Given problem:
Each line of the listing that contains the word "JSON" is to be copied.

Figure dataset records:

- - -

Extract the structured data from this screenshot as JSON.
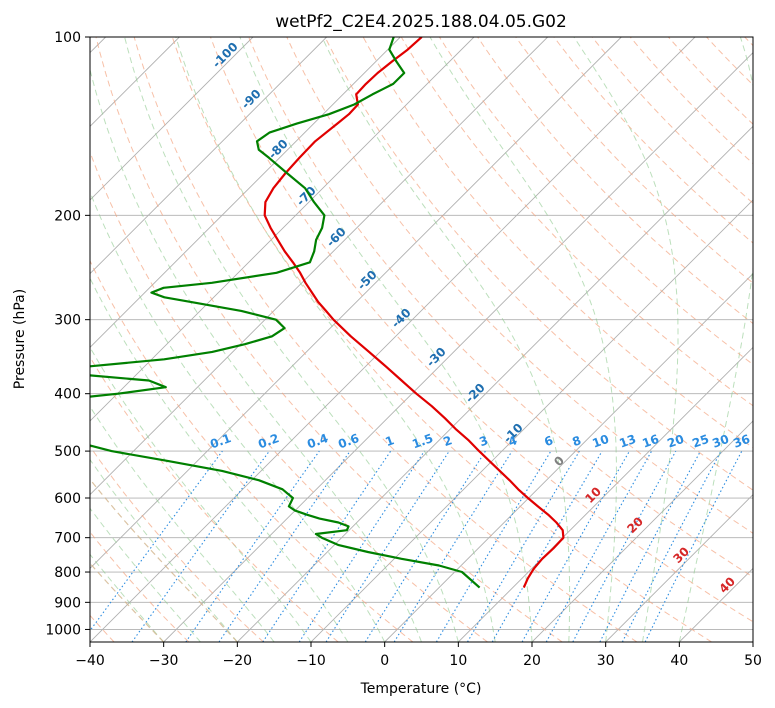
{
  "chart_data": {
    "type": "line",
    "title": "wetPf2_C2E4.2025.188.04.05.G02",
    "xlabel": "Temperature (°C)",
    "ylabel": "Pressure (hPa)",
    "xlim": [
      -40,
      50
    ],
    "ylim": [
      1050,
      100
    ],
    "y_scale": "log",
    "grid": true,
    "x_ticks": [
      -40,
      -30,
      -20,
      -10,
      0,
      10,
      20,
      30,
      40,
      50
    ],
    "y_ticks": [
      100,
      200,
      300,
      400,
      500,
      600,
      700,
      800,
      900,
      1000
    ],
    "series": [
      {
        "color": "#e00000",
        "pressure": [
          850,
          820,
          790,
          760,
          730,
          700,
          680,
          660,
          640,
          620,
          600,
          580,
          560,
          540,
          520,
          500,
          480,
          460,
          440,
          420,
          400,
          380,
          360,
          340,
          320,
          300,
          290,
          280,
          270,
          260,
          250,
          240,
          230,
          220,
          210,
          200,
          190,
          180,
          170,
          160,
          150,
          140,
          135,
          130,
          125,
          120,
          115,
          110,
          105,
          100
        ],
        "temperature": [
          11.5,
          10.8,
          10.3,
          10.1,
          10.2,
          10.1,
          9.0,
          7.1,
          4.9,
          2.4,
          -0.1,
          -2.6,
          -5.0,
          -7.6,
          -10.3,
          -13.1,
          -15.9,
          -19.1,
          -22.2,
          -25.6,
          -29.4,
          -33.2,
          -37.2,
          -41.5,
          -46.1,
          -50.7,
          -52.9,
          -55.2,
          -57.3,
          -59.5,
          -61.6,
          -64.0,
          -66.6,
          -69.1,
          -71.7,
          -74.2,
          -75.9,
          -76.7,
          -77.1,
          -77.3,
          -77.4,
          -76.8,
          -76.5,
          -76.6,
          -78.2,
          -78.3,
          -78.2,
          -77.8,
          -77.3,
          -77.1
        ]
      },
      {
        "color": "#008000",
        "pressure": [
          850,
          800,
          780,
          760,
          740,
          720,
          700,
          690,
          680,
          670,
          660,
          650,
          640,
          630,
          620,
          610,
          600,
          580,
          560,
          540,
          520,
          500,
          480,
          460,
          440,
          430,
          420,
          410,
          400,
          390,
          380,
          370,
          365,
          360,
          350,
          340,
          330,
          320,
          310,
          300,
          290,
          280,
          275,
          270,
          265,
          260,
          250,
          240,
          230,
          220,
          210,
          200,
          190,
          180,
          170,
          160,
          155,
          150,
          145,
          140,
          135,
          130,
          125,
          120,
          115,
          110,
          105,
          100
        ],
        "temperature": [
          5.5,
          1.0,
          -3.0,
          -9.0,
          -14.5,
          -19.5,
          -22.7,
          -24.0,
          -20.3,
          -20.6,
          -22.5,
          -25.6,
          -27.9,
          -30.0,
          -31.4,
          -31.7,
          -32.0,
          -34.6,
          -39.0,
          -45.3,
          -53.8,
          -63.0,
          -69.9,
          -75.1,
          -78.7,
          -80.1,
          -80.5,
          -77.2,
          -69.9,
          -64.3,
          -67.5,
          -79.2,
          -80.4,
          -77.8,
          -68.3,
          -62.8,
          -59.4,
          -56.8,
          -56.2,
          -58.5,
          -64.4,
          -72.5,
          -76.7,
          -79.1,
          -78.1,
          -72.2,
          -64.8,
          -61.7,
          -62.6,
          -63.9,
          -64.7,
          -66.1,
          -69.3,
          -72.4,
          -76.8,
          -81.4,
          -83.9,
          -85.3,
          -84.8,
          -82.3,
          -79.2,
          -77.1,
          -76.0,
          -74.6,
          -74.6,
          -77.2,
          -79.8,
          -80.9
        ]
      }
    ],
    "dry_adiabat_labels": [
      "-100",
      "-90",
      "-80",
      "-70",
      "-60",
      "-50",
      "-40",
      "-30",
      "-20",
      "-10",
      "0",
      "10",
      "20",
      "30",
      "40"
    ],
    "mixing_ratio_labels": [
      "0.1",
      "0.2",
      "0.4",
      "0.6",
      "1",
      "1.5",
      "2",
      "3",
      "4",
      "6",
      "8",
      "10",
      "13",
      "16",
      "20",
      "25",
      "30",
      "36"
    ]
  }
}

- - -

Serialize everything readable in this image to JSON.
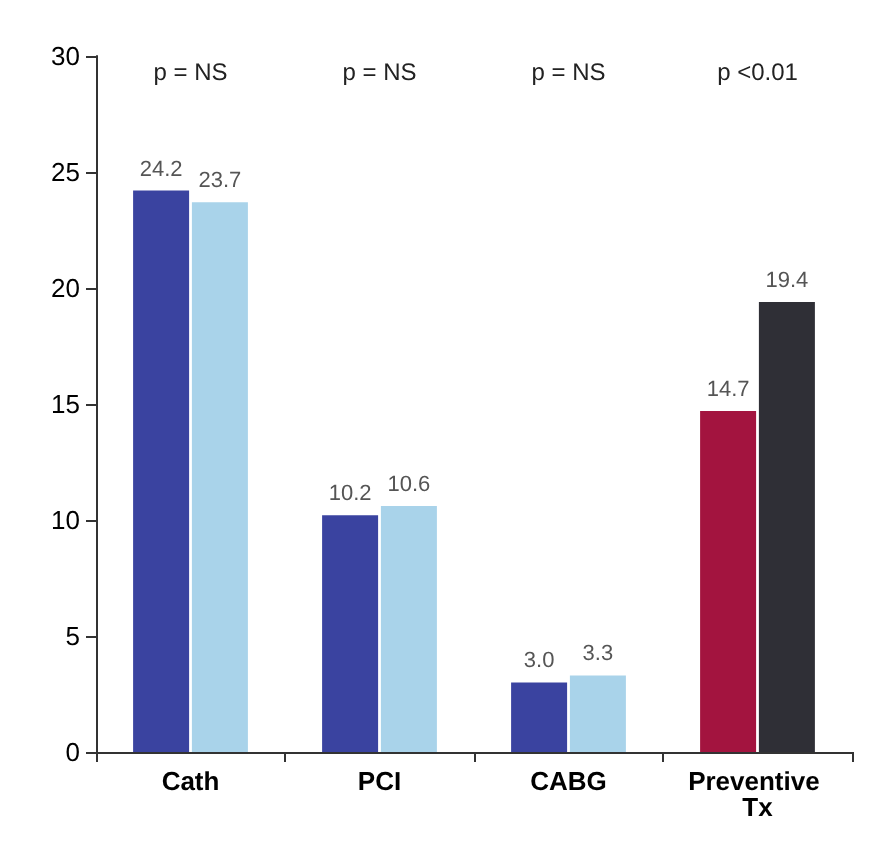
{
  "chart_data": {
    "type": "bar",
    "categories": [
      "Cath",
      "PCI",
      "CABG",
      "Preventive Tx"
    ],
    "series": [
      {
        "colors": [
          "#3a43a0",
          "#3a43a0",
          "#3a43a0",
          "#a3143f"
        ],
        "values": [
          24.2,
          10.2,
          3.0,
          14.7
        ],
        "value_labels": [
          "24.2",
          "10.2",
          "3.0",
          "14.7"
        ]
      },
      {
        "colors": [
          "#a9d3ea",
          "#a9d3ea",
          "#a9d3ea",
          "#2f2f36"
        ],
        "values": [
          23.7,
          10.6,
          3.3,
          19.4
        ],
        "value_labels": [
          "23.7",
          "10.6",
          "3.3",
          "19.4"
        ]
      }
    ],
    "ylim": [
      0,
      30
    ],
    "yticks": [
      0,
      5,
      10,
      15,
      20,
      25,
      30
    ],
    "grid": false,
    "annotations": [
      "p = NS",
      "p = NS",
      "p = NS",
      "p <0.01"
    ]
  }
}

- - -

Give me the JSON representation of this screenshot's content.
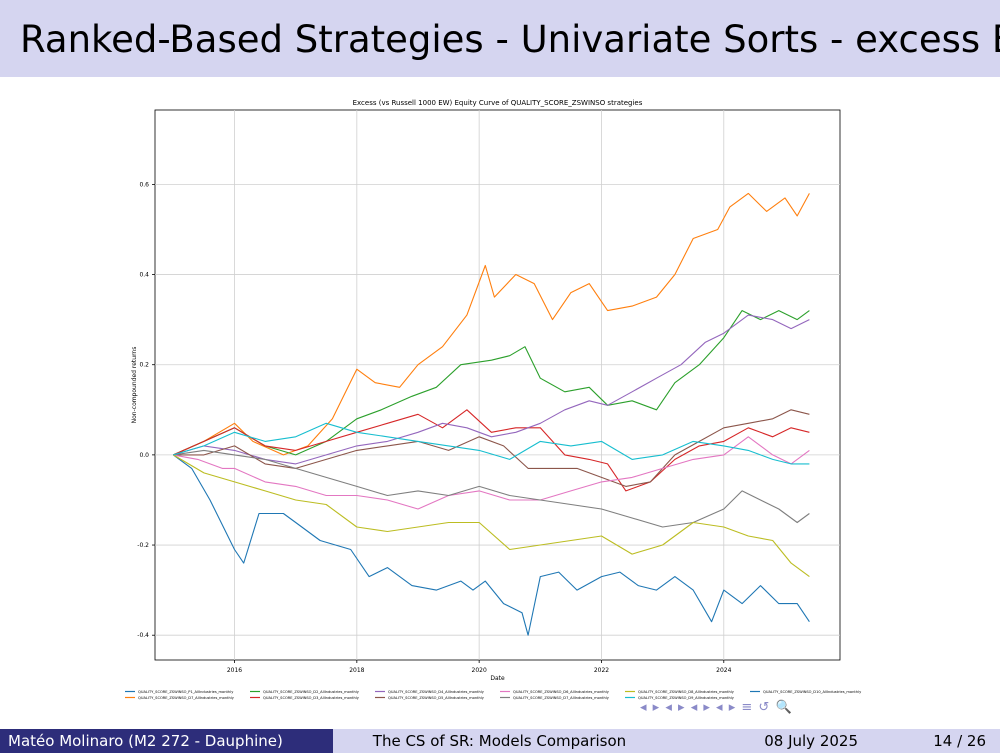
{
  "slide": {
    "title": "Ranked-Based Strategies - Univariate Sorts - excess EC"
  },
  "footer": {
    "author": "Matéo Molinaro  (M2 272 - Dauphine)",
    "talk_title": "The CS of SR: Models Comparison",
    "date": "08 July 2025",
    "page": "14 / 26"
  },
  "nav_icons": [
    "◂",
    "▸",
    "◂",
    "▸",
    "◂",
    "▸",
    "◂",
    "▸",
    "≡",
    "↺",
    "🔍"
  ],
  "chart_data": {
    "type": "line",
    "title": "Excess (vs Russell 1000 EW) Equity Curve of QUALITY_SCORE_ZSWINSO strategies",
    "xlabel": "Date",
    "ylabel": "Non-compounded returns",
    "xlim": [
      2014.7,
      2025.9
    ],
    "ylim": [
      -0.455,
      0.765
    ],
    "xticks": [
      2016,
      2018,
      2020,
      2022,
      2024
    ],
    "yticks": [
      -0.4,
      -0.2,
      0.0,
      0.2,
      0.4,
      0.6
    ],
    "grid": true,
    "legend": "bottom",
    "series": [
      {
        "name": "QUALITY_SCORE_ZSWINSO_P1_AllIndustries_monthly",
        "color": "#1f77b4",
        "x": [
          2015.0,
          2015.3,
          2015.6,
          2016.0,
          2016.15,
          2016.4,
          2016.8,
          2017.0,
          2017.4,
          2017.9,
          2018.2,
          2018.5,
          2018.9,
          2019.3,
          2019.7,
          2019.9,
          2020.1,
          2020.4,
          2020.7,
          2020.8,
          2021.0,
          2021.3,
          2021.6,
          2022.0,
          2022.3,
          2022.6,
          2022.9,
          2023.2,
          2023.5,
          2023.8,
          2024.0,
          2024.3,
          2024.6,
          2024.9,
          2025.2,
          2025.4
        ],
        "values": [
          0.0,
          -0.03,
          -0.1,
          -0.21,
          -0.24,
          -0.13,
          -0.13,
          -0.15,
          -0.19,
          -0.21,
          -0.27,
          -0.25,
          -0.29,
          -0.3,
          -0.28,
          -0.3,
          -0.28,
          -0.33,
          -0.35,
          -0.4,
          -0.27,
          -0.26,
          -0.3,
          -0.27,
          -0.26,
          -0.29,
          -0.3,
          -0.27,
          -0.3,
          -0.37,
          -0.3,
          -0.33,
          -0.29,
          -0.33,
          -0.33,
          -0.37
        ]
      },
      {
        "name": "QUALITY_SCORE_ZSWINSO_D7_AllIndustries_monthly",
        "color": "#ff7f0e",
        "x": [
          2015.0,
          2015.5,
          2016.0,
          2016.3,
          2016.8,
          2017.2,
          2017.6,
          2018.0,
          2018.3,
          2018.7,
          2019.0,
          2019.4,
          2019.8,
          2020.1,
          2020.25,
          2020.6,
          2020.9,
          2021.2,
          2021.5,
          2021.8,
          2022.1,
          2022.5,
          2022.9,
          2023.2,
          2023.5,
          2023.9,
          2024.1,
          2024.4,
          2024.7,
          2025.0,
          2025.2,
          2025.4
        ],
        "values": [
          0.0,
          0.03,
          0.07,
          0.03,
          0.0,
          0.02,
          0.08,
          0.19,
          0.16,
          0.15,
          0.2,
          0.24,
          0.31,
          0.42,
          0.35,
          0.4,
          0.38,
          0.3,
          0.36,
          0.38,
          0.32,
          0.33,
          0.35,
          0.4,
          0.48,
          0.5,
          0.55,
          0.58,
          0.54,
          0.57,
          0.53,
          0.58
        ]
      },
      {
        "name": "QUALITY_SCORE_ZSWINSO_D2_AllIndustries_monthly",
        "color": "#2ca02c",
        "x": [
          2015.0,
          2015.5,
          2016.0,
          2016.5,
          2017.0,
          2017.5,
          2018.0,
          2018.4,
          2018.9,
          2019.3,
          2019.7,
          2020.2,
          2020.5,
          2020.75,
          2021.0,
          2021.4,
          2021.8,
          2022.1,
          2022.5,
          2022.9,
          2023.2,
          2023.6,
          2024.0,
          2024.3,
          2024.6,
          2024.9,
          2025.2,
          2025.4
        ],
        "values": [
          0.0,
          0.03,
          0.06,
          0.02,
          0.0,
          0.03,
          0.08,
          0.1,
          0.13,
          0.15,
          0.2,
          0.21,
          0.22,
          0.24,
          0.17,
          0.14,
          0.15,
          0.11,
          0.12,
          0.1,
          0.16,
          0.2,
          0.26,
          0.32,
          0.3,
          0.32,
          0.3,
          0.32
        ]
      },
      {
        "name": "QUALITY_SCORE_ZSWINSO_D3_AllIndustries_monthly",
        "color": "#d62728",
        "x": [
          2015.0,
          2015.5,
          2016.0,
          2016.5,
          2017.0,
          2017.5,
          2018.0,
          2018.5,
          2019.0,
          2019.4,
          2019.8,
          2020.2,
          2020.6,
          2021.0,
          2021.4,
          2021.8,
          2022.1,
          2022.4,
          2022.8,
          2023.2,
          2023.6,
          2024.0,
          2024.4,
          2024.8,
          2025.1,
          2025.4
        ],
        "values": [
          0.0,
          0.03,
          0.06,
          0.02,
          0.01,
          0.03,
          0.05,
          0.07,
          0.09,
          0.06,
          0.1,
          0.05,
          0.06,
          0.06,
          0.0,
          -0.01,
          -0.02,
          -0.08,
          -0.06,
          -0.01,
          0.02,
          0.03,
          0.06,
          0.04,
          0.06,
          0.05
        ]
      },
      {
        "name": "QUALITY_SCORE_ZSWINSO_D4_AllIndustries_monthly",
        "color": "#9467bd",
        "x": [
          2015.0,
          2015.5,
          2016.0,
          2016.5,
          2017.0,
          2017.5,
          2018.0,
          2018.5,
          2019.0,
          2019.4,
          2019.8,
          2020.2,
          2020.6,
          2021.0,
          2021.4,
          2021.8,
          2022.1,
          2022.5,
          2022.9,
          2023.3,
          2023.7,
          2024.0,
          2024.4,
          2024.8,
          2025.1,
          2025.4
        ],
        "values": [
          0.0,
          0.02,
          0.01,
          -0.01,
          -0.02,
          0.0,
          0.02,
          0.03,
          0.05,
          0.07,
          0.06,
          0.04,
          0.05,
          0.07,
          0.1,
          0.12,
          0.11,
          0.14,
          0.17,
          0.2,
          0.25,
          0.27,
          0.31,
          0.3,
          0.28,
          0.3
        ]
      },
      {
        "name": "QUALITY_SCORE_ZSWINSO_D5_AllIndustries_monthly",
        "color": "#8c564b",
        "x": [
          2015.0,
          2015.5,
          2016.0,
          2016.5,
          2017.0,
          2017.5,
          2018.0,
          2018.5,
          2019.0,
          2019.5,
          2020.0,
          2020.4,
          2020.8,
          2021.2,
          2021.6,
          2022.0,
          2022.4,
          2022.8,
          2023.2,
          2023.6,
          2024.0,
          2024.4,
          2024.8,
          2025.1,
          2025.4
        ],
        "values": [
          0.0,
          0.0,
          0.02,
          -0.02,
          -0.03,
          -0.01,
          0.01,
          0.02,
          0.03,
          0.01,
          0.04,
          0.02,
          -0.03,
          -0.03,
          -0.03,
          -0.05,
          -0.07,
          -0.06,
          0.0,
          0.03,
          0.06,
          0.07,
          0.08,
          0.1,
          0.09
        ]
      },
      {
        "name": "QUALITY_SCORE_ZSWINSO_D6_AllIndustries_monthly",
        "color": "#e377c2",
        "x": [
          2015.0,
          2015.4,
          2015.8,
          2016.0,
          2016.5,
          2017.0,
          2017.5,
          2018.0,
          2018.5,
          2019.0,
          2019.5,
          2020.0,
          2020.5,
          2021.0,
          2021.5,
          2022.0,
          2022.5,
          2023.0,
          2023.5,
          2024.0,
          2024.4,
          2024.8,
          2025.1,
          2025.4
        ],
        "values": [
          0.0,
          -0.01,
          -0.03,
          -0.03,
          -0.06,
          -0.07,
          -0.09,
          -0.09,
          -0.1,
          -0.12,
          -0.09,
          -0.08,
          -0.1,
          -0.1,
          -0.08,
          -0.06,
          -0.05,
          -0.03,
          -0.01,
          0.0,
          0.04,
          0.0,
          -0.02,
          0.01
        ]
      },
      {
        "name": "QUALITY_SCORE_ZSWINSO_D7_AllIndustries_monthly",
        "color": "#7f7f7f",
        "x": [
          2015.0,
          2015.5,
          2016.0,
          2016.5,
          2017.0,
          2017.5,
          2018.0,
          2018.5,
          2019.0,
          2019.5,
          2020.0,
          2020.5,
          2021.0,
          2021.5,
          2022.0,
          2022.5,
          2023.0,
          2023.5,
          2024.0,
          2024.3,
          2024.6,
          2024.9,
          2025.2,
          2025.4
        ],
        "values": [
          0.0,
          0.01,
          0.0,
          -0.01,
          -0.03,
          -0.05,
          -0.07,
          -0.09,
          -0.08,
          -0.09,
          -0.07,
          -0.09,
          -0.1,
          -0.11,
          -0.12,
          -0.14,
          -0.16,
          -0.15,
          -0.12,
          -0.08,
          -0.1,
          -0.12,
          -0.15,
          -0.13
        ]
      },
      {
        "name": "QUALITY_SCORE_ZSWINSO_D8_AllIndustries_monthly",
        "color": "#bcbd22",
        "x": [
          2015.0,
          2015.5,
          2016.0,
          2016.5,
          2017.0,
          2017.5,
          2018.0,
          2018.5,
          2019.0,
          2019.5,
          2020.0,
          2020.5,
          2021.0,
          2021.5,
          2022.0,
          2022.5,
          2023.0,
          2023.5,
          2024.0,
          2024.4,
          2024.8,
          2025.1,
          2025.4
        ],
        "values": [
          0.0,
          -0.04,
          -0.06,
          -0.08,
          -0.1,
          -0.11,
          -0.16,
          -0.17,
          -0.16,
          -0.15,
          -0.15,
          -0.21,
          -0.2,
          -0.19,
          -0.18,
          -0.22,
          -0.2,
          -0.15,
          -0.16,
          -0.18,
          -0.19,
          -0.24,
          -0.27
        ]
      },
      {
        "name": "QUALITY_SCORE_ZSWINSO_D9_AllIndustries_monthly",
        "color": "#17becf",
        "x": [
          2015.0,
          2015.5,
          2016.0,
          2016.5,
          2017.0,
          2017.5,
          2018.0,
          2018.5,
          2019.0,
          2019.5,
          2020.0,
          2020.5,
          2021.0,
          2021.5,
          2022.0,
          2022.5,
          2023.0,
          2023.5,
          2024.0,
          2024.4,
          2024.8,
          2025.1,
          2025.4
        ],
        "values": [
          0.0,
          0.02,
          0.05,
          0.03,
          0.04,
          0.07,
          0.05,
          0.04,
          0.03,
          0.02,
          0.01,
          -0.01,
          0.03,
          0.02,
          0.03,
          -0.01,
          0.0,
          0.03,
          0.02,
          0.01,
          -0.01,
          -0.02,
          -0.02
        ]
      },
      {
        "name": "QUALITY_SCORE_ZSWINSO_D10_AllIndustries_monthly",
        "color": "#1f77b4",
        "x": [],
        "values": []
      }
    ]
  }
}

- - -

The response:
Extract the structured data from this screenshot as JSON.
Serialize everything readable in this image to JSON.
Give me the JSON representation of this screenshot's content.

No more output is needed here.